Given task> Review the listing and copy each line that holds the word "JSON".

Data>
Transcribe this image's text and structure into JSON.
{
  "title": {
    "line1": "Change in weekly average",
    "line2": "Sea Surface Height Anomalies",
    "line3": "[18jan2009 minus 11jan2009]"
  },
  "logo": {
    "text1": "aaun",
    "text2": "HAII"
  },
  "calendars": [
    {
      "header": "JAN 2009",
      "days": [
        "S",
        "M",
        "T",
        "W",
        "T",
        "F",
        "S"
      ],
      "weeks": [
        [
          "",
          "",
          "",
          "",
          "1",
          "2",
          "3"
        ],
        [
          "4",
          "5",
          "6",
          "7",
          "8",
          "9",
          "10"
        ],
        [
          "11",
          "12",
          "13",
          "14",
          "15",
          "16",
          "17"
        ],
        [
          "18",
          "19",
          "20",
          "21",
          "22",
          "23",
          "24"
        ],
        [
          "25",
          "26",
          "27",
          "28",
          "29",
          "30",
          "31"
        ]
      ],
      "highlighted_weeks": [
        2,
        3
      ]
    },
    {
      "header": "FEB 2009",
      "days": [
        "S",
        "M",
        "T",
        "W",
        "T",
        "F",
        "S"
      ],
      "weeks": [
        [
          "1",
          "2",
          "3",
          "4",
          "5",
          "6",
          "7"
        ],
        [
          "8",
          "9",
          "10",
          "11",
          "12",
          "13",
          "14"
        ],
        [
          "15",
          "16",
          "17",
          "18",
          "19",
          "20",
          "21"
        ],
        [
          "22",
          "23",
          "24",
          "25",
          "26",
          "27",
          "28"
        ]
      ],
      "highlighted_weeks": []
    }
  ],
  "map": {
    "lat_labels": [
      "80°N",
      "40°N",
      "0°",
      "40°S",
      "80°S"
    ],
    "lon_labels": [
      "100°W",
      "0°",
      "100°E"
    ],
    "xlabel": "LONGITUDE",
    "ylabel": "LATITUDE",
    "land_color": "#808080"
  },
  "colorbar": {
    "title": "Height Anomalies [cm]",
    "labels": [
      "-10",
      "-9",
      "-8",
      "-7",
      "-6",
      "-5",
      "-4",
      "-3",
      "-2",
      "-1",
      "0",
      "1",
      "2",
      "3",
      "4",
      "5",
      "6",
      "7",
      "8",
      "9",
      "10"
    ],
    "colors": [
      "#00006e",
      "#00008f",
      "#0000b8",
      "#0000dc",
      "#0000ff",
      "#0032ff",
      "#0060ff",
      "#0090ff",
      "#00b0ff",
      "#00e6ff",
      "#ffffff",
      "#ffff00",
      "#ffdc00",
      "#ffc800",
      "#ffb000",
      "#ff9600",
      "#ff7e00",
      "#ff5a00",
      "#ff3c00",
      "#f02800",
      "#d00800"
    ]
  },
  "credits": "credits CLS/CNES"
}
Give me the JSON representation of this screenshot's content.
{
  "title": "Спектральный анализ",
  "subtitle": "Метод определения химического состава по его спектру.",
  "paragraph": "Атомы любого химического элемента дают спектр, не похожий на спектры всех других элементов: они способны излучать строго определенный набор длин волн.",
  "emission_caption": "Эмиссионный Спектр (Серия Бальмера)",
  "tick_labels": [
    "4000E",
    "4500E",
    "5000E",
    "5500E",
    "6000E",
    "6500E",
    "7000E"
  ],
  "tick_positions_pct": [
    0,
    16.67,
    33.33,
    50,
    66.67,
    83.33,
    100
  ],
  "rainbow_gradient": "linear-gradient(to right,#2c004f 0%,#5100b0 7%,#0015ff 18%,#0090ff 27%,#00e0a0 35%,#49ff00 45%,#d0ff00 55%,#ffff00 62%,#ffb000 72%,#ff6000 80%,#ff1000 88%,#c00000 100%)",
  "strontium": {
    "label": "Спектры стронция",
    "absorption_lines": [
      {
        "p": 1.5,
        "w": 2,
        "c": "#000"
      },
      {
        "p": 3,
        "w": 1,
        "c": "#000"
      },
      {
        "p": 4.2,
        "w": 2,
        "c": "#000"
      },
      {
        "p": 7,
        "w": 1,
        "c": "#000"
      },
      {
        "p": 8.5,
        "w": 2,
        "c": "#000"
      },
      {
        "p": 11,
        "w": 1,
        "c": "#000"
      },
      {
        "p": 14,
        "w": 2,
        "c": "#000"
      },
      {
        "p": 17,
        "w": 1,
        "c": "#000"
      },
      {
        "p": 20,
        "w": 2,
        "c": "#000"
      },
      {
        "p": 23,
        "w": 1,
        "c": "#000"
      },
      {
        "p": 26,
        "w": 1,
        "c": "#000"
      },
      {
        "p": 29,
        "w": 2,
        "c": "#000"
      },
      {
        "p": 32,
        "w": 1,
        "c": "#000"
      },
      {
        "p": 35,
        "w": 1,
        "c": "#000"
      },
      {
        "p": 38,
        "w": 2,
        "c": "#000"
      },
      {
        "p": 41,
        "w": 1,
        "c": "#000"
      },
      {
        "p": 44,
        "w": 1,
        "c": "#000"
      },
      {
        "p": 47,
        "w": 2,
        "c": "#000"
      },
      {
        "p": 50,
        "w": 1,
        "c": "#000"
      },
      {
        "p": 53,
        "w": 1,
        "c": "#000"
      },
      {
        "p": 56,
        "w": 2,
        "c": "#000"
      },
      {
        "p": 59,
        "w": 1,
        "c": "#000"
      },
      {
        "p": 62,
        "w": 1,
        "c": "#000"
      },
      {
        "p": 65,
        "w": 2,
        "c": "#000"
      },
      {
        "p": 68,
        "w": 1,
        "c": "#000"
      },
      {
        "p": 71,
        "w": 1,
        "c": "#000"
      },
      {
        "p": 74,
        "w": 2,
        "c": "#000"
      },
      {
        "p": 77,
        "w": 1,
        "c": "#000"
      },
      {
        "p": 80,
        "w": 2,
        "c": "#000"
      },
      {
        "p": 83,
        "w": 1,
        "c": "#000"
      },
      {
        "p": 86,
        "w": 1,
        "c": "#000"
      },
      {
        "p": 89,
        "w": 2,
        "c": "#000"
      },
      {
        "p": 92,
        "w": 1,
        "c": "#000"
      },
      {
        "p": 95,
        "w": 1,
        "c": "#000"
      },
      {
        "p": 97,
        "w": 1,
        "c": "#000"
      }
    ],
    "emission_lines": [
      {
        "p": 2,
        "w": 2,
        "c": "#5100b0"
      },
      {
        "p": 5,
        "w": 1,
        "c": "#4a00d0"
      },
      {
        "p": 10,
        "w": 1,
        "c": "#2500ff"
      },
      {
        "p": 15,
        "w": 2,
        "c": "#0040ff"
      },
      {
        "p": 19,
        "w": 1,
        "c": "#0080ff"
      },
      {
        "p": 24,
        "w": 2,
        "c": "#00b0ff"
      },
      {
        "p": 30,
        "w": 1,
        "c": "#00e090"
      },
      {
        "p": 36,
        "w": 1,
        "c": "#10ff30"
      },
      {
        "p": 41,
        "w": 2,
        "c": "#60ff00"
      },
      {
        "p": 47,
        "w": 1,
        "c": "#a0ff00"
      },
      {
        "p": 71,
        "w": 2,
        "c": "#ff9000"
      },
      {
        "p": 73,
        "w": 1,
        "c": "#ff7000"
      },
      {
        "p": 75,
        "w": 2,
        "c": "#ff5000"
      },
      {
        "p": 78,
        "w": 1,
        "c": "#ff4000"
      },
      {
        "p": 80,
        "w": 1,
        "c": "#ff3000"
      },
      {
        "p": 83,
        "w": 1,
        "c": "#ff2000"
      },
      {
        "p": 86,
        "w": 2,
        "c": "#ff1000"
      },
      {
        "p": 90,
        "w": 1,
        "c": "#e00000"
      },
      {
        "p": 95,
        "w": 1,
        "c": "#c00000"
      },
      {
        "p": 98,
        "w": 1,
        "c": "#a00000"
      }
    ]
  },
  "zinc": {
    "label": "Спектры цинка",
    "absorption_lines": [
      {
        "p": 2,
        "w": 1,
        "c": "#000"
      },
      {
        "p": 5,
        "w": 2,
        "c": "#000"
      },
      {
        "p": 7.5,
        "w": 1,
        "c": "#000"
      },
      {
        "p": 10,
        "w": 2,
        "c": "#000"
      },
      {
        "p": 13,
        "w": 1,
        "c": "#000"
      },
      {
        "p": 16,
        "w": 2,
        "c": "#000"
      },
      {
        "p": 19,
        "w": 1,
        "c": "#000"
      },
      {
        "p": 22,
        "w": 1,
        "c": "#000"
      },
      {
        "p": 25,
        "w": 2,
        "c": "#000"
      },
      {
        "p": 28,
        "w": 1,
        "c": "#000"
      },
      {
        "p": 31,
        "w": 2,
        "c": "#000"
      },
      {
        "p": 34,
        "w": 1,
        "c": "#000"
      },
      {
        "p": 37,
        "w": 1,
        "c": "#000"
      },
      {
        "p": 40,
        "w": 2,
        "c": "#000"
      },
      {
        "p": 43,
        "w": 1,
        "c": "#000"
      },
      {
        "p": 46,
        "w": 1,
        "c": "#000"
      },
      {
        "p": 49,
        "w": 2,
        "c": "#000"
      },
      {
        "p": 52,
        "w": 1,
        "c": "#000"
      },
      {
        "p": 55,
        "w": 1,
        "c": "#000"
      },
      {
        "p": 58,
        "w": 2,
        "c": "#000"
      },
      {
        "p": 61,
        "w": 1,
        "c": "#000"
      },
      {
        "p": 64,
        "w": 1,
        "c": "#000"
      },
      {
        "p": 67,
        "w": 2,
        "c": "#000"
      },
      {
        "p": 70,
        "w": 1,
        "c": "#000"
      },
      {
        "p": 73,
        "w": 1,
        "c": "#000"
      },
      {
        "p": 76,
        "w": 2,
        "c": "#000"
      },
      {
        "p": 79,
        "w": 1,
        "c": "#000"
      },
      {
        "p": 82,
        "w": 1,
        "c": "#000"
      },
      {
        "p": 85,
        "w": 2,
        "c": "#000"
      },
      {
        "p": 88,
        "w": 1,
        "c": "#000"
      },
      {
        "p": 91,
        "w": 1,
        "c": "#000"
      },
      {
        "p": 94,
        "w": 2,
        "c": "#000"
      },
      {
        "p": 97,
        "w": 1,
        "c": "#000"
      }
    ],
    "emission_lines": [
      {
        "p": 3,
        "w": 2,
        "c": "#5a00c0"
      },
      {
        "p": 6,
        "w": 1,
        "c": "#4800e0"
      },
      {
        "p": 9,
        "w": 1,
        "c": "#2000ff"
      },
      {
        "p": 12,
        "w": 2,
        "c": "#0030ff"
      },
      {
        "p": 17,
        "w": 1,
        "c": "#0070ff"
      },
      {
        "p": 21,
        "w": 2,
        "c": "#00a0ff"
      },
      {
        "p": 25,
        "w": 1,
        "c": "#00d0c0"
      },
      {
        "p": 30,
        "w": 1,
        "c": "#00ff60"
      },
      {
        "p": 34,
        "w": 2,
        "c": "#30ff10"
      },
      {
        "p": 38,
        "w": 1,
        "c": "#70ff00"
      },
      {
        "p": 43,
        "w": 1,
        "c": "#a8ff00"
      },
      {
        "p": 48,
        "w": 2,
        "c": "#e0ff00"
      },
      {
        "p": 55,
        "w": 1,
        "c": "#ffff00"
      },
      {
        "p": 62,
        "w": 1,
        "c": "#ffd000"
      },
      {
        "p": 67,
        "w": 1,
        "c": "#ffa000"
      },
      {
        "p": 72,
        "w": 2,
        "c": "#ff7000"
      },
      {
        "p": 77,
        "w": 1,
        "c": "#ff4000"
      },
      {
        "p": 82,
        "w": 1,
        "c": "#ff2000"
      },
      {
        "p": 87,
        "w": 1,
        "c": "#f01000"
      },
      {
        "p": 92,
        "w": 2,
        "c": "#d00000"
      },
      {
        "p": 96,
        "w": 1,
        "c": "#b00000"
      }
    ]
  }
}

Written solution>
Transcribe this image's text and structure into JSON.
Give me the JSON representation of this screenshot's content.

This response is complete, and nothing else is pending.